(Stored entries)

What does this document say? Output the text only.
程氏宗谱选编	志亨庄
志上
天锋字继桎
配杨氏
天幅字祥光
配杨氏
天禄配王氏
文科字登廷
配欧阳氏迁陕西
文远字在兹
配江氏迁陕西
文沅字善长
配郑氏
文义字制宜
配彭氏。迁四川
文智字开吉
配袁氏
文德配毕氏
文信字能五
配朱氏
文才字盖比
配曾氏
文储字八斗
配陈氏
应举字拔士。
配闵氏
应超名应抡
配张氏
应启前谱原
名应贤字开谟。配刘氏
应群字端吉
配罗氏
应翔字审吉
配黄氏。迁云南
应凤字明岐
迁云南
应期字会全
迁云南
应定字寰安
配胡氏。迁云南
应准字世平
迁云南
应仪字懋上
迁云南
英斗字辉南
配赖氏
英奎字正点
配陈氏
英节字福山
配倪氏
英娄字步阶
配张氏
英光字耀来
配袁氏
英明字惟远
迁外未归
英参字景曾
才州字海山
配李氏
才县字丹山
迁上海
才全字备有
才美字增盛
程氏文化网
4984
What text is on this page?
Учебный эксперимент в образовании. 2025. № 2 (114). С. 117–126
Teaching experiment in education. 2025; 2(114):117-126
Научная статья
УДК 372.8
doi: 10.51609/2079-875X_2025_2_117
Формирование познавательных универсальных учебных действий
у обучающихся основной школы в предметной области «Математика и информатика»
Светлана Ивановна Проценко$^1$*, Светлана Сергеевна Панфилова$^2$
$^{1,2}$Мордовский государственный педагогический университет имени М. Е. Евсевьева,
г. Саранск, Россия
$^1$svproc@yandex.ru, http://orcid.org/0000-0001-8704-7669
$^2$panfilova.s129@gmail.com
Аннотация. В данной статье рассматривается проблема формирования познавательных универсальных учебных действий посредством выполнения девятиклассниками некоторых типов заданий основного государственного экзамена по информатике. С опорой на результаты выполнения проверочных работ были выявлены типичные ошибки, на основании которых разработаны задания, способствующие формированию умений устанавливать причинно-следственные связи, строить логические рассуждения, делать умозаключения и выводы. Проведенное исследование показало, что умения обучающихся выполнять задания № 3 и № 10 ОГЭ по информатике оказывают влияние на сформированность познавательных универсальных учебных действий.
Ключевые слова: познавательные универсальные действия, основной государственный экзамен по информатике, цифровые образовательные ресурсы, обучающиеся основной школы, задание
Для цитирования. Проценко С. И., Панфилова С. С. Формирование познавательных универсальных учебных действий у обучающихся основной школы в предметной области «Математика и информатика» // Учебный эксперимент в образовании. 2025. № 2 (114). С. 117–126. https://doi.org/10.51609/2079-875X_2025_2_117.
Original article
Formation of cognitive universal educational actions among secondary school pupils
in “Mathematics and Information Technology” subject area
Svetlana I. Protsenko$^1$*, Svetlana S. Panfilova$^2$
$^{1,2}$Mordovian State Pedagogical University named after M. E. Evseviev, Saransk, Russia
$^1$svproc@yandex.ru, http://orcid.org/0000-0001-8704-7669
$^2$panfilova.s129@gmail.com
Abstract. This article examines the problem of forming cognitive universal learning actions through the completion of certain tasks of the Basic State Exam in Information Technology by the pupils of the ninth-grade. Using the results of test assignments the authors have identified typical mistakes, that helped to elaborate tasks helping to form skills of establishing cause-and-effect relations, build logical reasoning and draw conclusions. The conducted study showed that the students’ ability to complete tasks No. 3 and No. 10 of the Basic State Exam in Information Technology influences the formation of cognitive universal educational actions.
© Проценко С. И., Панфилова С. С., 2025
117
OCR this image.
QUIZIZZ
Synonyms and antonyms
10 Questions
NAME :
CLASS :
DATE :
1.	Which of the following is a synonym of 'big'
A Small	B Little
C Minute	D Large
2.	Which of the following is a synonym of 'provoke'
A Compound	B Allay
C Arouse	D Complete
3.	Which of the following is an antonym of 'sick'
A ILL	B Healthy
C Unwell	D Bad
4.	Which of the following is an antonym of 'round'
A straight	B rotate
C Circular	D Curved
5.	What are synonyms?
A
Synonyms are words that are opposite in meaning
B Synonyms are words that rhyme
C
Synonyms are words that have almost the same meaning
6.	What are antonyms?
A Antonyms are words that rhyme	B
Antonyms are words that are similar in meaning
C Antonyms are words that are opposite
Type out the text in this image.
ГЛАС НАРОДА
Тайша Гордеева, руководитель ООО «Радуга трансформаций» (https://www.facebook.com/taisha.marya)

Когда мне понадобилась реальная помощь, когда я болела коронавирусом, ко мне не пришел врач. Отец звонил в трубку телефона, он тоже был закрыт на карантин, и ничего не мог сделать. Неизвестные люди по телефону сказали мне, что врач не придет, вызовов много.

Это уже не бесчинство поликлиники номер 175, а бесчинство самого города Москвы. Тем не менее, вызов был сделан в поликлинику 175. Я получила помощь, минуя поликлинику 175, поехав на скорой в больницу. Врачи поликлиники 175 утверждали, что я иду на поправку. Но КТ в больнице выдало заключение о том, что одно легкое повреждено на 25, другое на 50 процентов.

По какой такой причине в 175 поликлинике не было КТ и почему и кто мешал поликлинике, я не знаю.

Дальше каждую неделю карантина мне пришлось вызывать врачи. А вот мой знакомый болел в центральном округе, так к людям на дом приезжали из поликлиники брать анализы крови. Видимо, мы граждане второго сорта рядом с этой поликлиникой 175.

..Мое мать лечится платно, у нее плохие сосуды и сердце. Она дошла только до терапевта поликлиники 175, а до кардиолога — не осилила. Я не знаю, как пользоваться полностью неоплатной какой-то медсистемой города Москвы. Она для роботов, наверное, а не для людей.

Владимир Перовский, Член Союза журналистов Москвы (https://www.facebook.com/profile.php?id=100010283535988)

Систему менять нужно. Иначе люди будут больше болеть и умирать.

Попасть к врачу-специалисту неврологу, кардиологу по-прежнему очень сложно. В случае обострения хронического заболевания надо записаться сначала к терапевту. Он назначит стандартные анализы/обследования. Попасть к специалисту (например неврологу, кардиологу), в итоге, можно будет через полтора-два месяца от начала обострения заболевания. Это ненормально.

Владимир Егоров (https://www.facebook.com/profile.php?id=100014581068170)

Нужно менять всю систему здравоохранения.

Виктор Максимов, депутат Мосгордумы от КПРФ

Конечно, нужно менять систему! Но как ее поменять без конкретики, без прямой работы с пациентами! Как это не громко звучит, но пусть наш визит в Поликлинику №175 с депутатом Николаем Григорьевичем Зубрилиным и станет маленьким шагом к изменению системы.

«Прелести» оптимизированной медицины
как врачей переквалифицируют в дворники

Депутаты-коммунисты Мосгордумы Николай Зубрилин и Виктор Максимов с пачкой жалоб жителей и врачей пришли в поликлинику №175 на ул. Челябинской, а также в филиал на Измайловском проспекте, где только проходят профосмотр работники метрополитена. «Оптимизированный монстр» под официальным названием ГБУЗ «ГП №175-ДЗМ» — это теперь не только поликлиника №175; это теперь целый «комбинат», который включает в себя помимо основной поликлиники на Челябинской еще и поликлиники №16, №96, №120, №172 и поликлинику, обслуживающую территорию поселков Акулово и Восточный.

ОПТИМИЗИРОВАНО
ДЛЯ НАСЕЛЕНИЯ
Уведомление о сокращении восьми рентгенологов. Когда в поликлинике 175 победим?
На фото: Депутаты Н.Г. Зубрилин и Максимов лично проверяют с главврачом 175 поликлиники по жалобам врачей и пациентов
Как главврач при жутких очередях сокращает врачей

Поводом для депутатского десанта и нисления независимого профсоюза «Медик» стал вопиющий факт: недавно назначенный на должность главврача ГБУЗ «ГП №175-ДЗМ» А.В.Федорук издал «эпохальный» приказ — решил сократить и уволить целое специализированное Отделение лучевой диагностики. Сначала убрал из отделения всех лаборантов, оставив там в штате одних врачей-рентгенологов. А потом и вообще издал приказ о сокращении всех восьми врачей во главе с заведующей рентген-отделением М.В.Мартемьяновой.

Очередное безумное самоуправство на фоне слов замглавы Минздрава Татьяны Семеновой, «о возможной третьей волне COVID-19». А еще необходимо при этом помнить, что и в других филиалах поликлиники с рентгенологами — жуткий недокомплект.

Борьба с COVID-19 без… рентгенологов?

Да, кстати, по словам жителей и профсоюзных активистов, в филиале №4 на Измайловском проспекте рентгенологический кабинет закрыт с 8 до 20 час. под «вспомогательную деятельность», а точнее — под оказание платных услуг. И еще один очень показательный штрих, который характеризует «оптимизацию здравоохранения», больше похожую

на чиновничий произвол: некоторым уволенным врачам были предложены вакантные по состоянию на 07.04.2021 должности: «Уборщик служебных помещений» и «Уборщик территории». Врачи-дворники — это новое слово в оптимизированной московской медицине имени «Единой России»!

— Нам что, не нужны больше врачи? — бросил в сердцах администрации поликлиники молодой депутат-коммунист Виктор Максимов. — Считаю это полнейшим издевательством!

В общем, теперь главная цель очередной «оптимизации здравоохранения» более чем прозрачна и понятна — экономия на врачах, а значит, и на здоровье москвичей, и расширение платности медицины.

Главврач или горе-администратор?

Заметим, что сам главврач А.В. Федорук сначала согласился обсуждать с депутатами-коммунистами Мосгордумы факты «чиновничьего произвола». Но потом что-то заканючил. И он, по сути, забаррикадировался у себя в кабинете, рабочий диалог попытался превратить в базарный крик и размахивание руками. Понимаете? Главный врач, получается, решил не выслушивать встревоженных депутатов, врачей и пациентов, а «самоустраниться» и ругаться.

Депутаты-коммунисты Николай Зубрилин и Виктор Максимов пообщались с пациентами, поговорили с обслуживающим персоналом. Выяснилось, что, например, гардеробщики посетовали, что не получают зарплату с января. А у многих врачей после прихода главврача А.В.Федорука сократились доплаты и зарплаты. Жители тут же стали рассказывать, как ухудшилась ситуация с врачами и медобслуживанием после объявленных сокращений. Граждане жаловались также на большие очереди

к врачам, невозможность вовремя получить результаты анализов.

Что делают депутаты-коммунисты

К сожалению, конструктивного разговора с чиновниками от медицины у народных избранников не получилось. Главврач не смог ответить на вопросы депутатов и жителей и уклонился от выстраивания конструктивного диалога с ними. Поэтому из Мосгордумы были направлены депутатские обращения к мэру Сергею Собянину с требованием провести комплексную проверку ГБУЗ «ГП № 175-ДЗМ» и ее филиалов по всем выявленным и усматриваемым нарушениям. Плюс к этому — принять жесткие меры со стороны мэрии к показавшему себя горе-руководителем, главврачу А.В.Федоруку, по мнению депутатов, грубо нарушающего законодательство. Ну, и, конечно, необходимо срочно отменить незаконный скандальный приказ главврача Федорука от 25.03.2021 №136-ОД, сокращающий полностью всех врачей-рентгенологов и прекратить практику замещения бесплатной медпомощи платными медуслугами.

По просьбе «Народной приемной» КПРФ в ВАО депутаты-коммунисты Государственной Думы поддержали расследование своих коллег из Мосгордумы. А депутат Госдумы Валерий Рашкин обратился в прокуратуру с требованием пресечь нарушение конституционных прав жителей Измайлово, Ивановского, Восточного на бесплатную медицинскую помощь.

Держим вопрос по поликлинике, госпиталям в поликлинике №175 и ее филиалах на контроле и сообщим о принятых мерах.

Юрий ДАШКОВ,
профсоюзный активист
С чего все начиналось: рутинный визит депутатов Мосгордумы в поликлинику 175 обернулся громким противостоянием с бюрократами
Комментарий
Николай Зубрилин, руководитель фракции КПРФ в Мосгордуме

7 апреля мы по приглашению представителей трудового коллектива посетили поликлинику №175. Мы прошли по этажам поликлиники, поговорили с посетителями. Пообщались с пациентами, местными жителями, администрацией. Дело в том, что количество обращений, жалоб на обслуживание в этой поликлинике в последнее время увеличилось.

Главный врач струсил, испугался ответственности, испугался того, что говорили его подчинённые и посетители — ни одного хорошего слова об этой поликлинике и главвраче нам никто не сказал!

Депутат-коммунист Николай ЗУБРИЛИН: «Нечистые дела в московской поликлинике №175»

# What the exercise asks
Copy every line of the records above that holds the word "Technology".

# The completed task
in “Mathematics and Information Technology” subject area
Abstract. This article examines the problem of forming cognitive universal learning actions through the completion of certain tasks of the Basic State Exam in Information Technology by the pupils of the ninth-grade. Using the results of test assignments the authors have identified typical mistakes, that helped to elaborate tasks helping to form skills of establishing cause-and-effect relations, build logical reasoning and draw conclusions. The conducted study showed that the students’ ability to complete tasks No. 3 and No. 10 of the Basic State Exam in Information Technology influences the formation of cognitive universal educational actions.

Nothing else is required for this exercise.